## Goal of the exercise
Leave out the images; return the rest of the data exactly.

[START Dataset entries]

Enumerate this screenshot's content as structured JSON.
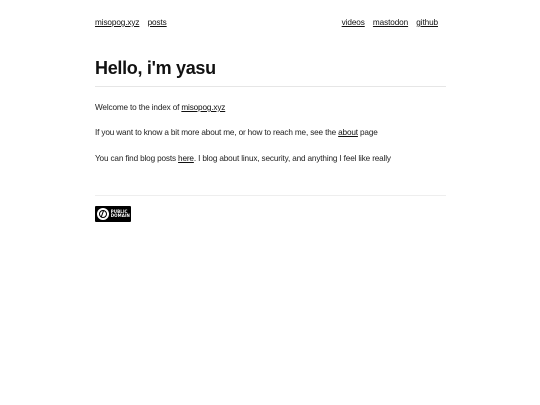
{
  "nav": {
    "left": [
      {
        "label": "misopog.xyz"
      },
      {
        "label": "posts"
      }
    ],
    "right": [
      {
        "label": "videos"
      },
      {
        "label": "mastodon"
      },
      {
        "label": "github"
      }
    ]
  },
  "main": {
    "title": "Hello, i'm yasu",
    "p1": {
      "before": "Welcome to the index of ",
      "link": "misopog.xyz"
    },
    "p2": {
      "before": "If you want to know a bit more about me, or how to reach me, see the ",
      "link": "about",
      "after": " page"
    },
    "p3": {
      "before": "You can find blog posts ",
      "link": "here",
      "after": ". I blog about linux, security, and anything I feel like really"
    }
  },
  "footer": {
    "badge": {
      "line1": "PUBLIC",
      "line2": "DOMAIN",
      "icon": "public-domain-icon"
    }
  }
}
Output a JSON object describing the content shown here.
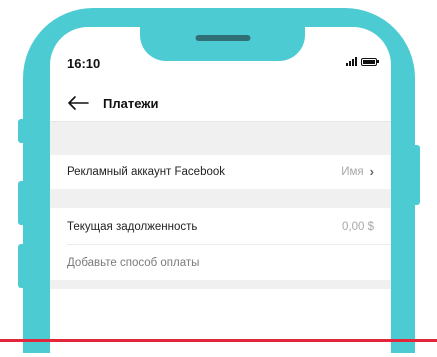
{
  "status_bar": {
    "time": "16:10"
  },
  "header": {
    "title": "Платежи"
  },
  "rows": {
    "ad_account_label": "Рекламный аккаунт Facebook",
    "ad_account_value": "Имя",
    "debt_label": "Текущая задолженность",
    "debt_value": "0,00 $",
    "add_payment_label": "Добавьте способ оплаты"
  },
  "colors": {
    "phone_frame": "#4ccbd3",
    "accent_line": "#e3273b",
    "section_bg": "#f0f0f1"
  },
  "icons": {
    "back": "arrow-left-icon",
    "chevron": "chevron-right-icon",
    "signal": "signal-icon",
    "battery": "battery-icon"
  }
}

[END Dataset entries]

## Exercise solution
Enumerate this screenshot's content as structured JSON.
{
  "nav": {
    "left": [
      {
        "label": "misopog.xyz"
      },
      {
        "label": "posts"
      }
    ],
    "right": [
      {
        "label": "videos"
      },
      {
        "label": "mastodon"
      },
      {
        "label": "github"
      }
    ]
  },
  "main": {
    "title": "Hello, i'm yasu",
    "p1": {
      "before": "Welcome to the index of ",
      "link": "misopog.xyz"
    },
    "p2": {
      "before": "If you want to know a bit more about me, or how to reach me, see the ",
      "link": "about",
      "after": " page"
    },
    "p3": {
      "before": "You can find blog posts ",
      "link": "here",
      "after": ". I blog about linux, security, and anything I feel like really"
    }
  },
  "footer": {
    "badge": {
      "line1": "PUBLIC",
      "line2": "DOMAIN",
      "icon": "public-domain-icon"
    }
  }
}
Output a JSON object describing the content shown here.
{
  "status_bar": {
    "time": "16:10"
  },
  "header": {
    "title": "Платежи"
  },
  "rows": {
    "ad_account_label": "Рекламный аккаунт Facebook",
    "ad_account_value": "Имя",
    "debt_label": "Текущая задолженность",
    "debt_value": "0,00 $",
    "add_payment_label": "Добавьте способ оплаты"
  },
  "colors": {
    "phone_frame": "#4ccbd3",
    "accent_line": "#e3273b",
    "section_bg": "#f0f0f1"
  },
  "icons": {
    "back": "arrow-left-icon",
    "chevron": "chevron-right-icon",
    "signal": "signal-icon",
    "battery": "battery-icon"
  }
}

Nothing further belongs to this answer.